Item position entries

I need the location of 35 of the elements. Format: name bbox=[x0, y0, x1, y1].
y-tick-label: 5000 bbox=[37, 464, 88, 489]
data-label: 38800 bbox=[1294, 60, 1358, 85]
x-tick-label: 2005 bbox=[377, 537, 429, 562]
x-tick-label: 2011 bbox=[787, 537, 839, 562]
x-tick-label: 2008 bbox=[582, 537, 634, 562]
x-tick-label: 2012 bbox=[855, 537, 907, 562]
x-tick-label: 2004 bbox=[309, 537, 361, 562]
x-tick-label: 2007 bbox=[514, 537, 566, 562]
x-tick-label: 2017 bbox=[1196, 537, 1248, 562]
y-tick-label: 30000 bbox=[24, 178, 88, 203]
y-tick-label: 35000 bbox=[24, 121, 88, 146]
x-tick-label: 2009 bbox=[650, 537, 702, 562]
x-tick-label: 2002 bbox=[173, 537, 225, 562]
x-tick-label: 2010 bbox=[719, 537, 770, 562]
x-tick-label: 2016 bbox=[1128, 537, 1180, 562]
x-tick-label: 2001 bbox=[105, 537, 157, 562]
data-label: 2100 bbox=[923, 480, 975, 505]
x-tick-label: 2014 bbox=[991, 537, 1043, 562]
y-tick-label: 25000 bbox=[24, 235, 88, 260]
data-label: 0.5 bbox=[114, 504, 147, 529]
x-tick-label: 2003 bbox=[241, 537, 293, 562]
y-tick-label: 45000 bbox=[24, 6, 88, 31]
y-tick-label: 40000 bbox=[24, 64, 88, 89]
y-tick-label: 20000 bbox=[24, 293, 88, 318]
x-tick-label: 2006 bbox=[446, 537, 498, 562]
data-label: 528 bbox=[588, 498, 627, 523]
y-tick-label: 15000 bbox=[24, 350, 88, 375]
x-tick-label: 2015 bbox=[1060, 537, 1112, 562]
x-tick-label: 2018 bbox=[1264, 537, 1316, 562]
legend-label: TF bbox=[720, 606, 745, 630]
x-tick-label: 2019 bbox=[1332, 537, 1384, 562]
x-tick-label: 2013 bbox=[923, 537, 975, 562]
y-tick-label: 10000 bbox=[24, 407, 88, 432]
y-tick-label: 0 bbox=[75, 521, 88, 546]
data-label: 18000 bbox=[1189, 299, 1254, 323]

Given request
Write out all of the entries above verbatim, keeping each on its own line and in the original order.

Solution below
I need the location of 35 of the elements. Format: name bbox=[x0, y0, x1, y1].
y-tick-label: 5000 bbox=[37, 464, 88, 489]
data-label: 38800 bbox=[1294, 60, 1358, 85]
x-tick-label: 2005 bbox=[377, 537, 429, 562]
x-tick-label: 2011 bbox=[787, 537, 839, 562]
x-tick-label: 2008 bbox=[582, 537, 634, 562]
x-tick-label: 2012 bbox=[855, 537, 907, 562]
x-tick-label: 2004 bbox=[309, 537, 361, 562]
x-tick-label: 2007 bbox=[514, 537, 566, 562]
x-tick-label: 2017 bbox=[1196, 537, 1248, 562]
y-tick-label: 30000 bbox=[24, 178, 88, 203]
y-tick-label: 35000 bbox=[24, 121, 88, 146]
x-tick-label: 2009 bbox=[650, 537, 702, 562]
x-tick-label: 2002 bbox=[173, 537, 225, 562]
x-tick-label: 2010 bbox=[719, 537, 770, 562]
x-tick-label: 2016 bbox=[1128, 537, 1180, 562]
x-tick-label: 2001 bbox=[105, 537, 157, 562]
data-label: 2100 bbox=[923, 480, 975, 505]
x-tick-label: 2014 bbox=[991, 537, 1043, 562]
y-tick-label: 25000 bbox=[24, 235, 88, 260]
data-label: 0.5 bbox=[114, 504, 147, 529]
x-tick-label: 2003 bbox=[241, 537, 293, 562]
y-tick-label: 45000 bbox=[24, 6, 88, 31]
y-tick-label: 40000 bbox=[24, 64, 88, 89]
y-tick-label: 20000 bbox=[24, 293, 88, 318]
x-tick-label: 2006 bbox=[446, 537, 498, 562]
data-label: 528 bbox=[588, 498, 627, 523]
y-tick-label: 15000 bbox=[24, 350, 88, 375]
x-tick-label: 2015 bbox=[1060, 537, 1112, 562]
x-tick-label: 2018 bbox=[1264, 537, 1316, 562]
legend-label: TF bbox=[720, 606, 745, 630]
x-tick-label: 2019 bbox=[1332, 537, 1384, 562]
x-tick-label: 2013 bbox=[923, 537, 975, 562]
y-tick-label: 10000 bbox=[24, 407, 88, 432]
y-tick-label: 0 bbox=[75, 521, 88, 546]
data-label: 18000 bbox=[1189, 299, 1254, 323]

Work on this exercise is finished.